**WORK TO COMPLETE**
Whenever a line contains the string "Allgemeine", copy it out of the entries.

**Dataset entries**
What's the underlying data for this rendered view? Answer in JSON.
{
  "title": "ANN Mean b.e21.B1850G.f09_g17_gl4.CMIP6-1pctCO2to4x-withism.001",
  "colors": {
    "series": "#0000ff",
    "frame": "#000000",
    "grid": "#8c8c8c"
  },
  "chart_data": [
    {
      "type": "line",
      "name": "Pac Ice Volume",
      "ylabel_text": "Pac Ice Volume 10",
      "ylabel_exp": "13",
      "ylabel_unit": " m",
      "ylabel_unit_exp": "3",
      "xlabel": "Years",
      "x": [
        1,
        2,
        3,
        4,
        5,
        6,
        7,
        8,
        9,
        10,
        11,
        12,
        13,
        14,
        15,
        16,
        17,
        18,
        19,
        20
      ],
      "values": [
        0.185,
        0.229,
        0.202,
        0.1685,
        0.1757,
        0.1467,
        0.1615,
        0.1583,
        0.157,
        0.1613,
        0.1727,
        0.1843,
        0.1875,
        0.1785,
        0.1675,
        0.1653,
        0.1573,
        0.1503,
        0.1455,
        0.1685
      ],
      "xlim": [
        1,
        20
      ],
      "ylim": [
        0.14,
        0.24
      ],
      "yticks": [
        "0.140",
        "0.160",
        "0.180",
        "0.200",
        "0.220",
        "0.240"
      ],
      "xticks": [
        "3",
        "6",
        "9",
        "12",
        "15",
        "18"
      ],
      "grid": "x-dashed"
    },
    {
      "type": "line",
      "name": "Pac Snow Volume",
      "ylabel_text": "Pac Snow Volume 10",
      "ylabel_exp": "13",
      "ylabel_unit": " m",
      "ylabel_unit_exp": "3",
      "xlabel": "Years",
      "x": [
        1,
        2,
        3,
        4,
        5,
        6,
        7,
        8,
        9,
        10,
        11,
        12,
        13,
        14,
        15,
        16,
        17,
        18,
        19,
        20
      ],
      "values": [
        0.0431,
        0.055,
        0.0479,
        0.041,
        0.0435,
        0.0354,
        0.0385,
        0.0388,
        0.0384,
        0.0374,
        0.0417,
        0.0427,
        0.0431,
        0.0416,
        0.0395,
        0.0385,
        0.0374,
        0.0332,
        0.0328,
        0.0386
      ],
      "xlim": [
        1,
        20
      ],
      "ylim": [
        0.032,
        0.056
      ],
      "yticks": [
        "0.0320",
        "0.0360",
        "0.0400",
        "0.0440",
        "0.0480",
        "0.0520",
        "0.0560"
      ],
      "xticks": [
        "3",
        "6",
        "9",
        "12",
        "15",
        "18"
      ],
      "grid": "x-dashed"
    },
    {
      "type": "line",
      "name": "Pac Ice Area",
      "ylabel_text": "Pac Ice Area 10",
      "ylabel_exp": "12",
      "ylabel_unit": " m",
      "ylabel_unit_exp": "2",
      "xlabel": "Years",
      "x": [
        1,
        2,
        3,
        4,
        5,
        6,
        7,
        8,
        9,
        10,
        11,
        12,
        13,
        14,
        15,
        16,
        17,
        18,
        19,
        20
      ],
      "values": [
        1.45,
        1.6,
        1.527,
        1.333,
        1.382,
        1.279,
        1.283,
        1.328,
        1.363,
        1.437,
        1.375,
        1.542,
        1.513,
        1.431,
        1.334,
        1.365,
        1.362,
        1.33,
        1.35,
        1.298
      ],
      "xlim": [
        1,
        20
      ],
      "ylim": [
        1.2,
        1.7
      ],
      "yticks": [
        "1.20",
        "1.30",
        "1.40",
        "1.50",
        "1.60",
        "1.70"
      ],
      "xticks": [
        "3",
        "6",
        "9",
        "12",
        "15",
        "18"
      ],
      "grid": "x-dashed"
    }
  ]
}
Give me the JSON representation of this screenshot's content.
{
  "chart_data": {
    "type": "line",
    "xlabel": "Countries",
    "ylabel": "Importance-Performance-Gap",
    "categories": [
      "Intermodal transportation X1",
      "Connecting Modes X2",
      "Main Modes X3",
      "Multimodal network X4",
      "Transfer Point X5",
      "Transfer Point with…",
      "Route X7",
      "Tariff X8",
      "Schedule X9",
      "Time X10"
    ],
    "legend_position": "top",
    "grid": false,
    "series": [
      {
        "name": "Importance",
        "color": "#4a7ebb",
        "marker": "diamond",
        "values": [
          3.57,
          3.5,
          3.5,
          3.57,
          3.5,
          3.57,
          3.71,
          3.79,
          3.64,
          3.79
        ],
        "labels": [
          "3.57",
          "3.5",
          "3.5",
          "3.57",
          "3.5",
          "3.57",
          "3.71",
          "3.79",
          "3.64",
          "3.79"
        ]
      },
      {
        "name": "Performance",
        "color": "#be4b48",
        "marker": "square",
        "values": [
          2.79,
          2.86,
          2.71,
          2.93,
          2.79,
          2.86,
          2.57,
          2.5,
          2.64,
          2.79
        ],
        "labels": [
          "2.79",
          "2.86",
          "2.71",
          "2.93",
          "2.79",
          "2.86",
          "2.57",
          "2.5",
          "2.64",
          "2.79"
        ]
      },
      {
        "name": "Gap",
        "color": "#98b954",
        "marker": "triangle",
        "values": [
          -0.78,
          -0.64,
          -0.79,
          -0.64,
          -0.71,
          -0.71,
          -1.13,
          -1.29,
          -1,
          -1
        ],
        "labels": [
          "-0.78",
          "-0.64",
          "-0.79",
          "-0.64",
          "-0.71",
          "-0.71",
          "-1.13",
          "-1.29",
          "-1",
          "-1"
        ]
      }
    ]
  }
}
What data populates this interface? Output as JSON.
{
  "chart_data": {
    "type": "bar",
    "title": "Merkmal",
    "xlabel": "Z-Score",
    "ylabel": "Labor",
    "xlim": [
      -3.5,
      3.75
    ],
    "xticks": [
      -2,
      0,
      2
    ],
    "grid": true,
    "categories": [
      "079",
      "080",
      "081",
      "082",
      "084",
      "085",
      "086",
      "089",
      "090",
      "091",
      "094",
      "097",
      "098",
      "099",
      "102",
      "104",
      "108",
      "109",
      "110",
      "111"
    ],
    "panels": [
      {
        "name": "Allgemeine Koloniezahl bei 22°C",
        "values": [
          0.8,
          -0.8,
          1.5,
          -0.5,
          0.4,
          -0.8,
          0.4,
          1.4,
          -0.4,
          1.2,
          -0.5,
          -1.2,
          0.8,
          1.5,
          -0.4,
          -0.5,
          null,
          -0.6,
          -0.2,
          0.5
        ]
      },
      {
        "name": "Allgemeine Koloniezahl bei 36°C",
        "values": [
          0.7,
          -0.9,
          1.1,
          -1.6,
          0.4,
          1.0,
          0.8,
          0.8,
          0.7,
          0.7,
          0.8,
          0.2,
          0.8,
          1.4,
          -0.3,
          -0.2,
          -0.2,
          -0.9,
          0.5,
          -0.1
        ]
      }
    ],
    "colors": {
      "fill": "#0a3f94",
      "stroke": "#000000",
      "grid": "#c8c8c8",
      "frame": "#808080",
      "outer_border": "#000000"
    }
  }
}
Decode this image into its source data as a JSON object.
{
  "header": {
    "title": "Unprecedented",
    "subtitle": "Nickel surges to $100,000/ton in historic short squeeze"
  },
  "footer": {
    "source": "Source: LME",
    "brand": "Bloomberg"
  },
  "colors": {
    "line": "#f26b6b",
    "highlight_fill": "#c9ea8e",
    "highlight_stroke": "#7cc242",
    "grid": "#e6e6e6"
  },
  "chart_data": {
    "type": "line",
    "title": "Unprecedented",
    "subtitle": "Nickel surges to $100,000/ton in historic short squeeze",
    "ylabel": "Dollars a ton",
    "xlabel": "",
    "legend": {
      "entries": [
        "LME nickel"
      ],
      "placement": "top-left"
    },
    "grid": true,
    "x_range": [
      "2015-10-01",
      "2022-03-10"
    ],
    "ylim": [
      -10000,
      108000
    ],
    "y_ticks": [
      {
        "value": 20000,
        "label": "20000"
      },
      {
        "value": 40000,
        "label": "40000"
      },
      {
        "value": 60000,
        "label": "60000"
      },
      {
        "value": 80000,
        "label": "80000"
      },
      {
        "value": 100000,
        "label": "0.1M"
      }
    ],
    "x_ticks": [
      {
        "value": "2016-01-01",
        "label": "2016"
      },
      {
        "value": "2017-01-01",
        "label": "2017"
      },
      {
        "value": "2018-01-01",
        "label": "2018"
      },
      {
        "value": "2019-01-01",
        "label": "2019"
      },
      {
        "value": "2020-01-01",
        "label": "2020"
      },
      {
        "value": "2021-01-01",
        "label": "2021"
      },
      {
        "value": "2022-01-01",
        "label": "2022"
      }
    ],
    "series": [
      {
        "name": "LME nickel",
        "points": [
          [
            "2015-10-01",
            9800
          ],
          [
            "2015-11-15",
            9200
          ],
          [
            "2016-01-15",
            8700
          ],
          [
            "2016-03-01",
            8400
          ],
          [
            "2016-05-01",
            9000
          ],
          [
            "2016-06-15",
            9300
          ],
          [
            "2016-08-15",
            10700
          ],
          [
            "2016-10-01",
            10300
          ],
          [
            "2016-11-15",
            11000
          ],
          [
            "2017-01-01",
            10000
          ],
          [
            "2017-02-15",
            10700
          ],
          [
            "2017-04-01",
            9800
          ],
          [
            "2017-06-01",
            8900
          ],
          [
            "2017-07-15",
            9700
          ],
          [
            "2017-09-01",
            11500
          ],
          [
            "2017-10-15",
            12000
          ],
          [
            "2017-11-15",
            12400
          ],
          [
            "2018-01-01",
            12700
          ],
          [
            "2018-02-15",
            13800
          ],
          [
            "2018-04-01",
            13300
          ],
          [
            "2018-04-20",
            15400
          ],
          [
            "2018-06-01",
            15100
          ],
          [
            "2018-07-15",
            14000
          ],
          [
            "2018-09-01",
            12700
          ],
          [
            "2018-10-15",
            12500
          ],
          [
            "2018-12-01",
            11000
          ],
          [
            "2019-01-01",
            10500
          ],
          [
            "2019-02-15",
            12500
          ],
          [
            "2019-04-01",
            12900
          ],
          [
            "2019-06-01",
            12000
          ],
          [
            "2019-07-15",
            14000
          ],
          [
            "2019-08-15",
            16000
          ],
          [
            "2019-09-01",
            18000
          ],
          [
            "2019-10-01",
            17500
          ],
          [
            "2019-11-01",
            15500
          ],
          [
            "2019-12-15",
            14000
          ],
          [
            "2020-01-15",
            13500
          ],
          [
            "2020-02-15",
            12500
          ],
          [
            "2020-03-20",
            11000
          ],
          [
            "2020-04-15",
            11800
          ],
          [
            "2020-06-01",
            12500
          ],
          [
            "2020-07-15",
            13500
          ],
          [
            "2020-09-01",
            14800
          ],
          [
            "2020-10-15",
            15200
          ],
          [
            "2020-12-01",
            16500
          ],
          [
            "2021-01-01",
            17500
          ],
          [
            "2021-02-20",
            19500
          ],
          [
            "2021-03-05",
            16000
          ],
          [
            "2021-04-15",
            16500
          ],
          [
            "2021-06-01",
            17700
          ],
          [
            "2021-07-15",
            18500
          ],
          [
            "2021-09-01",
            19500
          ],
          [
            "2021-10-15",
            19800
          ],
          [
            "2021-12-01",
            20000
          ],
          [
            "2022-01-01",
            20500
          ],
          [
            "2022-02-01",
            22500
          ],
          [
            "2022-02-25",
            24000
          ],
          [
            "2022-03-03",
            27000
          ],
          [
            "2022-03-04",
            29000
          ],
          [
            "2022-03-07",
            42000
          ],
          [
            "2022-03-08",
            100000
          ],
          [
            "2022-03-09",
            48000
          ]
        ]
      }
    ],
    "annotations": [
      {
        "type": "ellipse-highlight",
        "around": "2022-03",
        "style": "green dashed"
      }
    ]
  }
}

**THE COMPLETED TASK**
        "name": "Allgemeine Koloniezahl bei 22°C",
        "name": "Allgemeine Koloniezahl bei 36°C",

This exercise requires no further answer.